Your goal:
Could you print all the entries exactly?

Dataset excerpts:
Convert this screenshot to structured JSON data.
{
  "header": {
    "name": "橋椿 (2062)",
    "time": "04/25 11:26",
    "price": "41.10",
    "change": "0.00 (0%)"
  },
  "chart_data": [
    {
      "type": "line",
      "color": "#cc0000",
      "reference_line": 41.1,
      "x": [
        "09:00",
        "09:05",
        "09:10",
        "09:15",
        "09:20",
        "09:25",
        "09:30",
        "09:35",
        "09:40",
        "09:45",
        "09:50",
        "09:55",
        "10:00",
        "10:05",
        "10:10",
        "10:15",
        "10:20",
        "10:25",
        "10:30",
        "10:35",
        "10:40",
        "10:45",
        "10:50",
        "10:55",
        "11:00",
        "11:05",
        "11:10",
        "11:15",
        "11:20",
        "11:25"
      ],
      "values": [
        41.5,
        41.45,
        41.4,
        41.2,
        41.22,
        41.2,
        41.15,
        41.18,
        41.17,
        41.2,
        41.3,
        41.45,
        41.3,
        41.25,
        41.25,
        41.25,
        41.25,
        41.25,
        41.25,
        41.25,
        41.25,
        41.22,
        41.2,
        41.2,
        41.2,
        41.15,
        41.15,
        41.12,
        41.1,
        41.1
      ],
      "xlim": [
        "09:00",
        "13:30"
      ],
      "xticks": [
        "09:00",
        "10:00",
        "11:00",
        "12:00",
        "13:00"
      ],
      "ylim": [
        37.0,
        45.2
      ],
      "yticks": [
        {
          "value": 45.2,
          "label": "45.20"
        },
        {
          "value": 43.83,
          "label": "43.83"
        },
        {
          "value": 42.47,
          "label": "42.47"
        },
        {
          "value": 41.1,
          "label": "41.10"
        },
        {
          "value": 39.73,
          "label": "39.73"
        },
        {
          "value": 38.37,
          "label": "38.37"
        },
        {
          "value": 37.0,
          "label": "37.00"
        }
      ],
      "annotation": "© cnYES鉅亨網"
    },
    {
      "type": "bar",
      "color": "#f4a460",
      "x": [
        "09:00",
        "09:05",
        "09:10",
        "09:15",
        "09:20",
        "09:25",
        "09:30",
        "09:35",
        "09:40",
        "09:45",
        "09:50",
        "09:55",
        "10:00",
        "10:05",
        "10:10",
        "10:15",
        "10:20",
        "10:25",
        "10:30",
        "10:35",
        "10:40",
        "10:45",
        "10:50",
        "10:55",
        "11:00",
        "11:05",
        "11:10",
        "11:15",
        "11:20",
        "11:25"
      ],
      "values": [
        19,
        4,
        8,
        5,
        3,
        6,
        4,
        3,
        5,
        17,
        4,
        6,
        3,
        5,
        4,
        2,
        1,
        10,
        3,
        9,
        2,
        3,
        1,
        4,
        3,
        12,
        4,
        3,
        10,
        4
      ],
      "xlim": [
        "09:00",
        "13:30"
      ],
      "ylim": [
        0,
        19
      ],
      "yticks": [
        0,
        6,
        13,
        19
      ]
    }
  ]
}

Solution:
Convert this screenshot to structured JSON data.
{
  "header": {
    "name": "橋椿 (2062)",
    "time": "04/25 11:26",
    "price": "41.10",
    "change": "0.00 (0%)"
  },
  "chart_data": [
    {
      "type": "line",
      "color": "#cc0000",
      "reference_line": 41.1,
      "x": [
        "09:00",
        "09:05",
        "09:10",
        "09:15",
        "09:20",
        "09:25",
        "09:30",
        "09:35",
        "09:40",
        "09:45",
        "09:50",
        "09:55",
        "10:00",
        "10:05",
        "10:10",
        "10:15",
        "10:20",
        "10:25",
        "10:30",
        "10:35",
        "10:40",
        "10:45",
        "10:50",
        "10:55",
        "11:00",
        "11:05",
        "11:10",
        "11:15",
        "11:20",
        "11:25"
      ],
      "values": [
        41.5,
        41.45,
        41.4,
        41.2,
        41.22,
        41.2,
        41.15,
        41.18,
        41.17,
        41.2,
        41.3,
        41.45,
        41.3,
        41.25,
        41.25,
        41.25,
        41.25,
        41.25,
        41.25,
        41.25,
        41.25,
        41.22,
        41.2,
        41.2,
        41.2,
        41.15,
        41.15,
        41.12,
        41.1,
        41.1
      ],
      "xlim": [
        "09:00",
        "13:30"
      ],
      "xticks": [
        "09:00",
        "10:00",
        "11:00",
        "12:00",
        "13:00"
      ],
      "ylim": [
        37.0,
        45.2
      ],
      "yticks": [
        {
          "value": 45.2,
          "label": "45.20"
        },
        {
          "value": 43.83,
          "label": "43.83"
        },
        {
          "value": 42.47,
          "label": "42.47"
        },
        {
          "value": 41.1,
          "label": "41.10"
        },
        {
          "value": 39.73,
          "label": "39.73"
        },
        {
          "value": 38.37,
          "label": "38.37"
        },
        {
          "value": 37.0,
          "label": "37.00"
        }
      ],
      "annotation": "© cnYES鉅亨網"
    },
    {
      "type": "bar",
      "color": "#f4a460",
      "x": [
        "09:00",
        "09:05",
        "09:10",
        "09:15",
        "09:20",
        "09:25",
        "09:30",
        "09:35",
        "09:40",
        "09:45",
        "09:50",
        "09:55",
        "10:00",
        "10:05",
        "10:10",
        "10:15",
        "10:20",
        "10:25",
        "10:30",
        "10:35",
        "10:40",
        "10:45",
        "10:50",
        "10:55",
        "11:00",
        "11:05",
        "11:10",
        "11:15",
        "11:20",
        "11:25"
      ],
      "values": [
        19,
        4,
        8,
        5,
        3,
        6,
        4,
        3,
        5,
        17,
        4,
        6,
        3,
        5,
        4,
        2,
        1,
        10,
        3,
        9,
        2,
        3,
        1,
        4,
        3,
        12,
        4,
        3,
        10,
        4
      ],
      "xlim": [
        "09:00",
        "13:30"
      ],
      "ylim": [
        0,
        19
      ],
      "yticks": [
        0,
        6,
        13,
        19
      ]
    }
  ]
}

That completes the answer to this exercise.